### Written task
How many of the lines below include "горами"? Give the number and no other words.

### Collected data
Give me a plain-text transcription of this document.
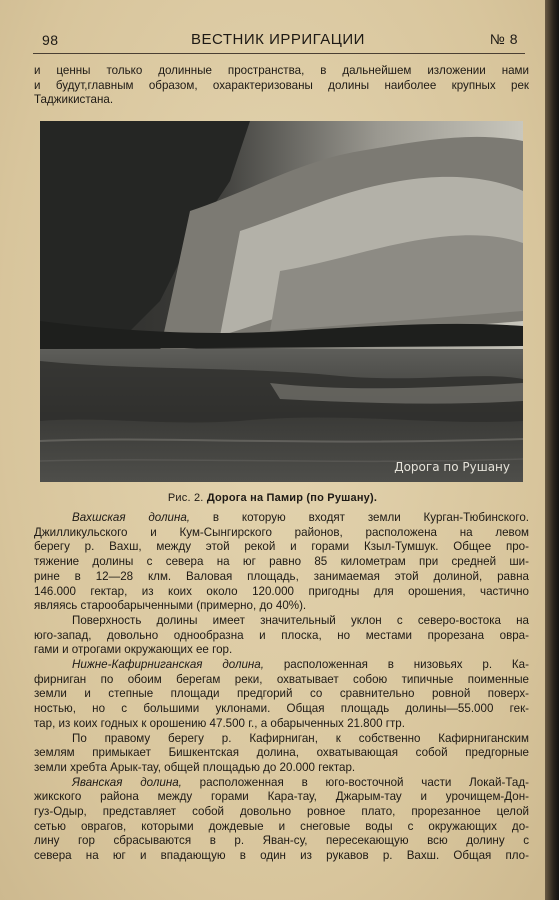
98	ВЕСТНИК ИРРИГАЦИИ	№ 8
и ценны только долинные пространства, в дальнейшем изложении нами
и будут,главным образом, охарактеризованы долины наиболее крупных рек
Таджикистана.
Дорога по Рушану
Рис. 2. Дорога на Памир (по Рушану).
Вахшская долина, в которую входят земли Курган-Тюбинского.
Джилликульского и Кум-Сынгирского районов, расположена на левом
берегу р. Вахш, между этой рекой и горами Кзыл-Тумшук. Общее про-
тяжение долины с севера на юг равно 85 километрам при средней ши-
рине в 12—28 клм. Валовая площадь, занимаемая этой долиной, равна
146.000 гектар, из коих около 120.000 пригодны для орошения, частично
являясь старообарыченными (примерно, до 40%).
Поверхность долины имеет значительный уклон с северо-востока на
юго-запад, довольно однообразна и плоска, но местами прорезана овра-
гами и отрогами окружающих ее гор.
Нижне-Кафирниганская долина, расположенная в низовьях р. Ка-
фирниган по обоим берегам реки, охватывает собою типичные поименные
земли и степные площади предгорий со сравнительно ровной поверх-
ностью, но с большими уклонами. Общая площадь долины—55.000 гек-
тар, из коих годных к орошению 47.500 г., а обарыченных 21.800 гтр.
По правому берегу р. Кафирниган, к собственно Кафирниганским
землям примыкает Бишкентская долина, охватывающая собой предгорные
земли хребта Арык-тау, общей площадью до 20.000 гектар.
Яванская долина, расположенная в юго-восточной части Локай-Тад-
жикского района между горами Кара-тау, Джарым-тау и урочищем-Дон-
гуз-Одыр, представляет собой довольно ровное плато, прорезанное целой
сетью оврагов, которыми дождевые и снеговые воды с окружающих до-
лину гор сбрасываются в р. Яван-су, пересекающую всю долину с
севера на юг и впадающую в один из рукавов р. Вахш. Общая пло-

### Correct output
2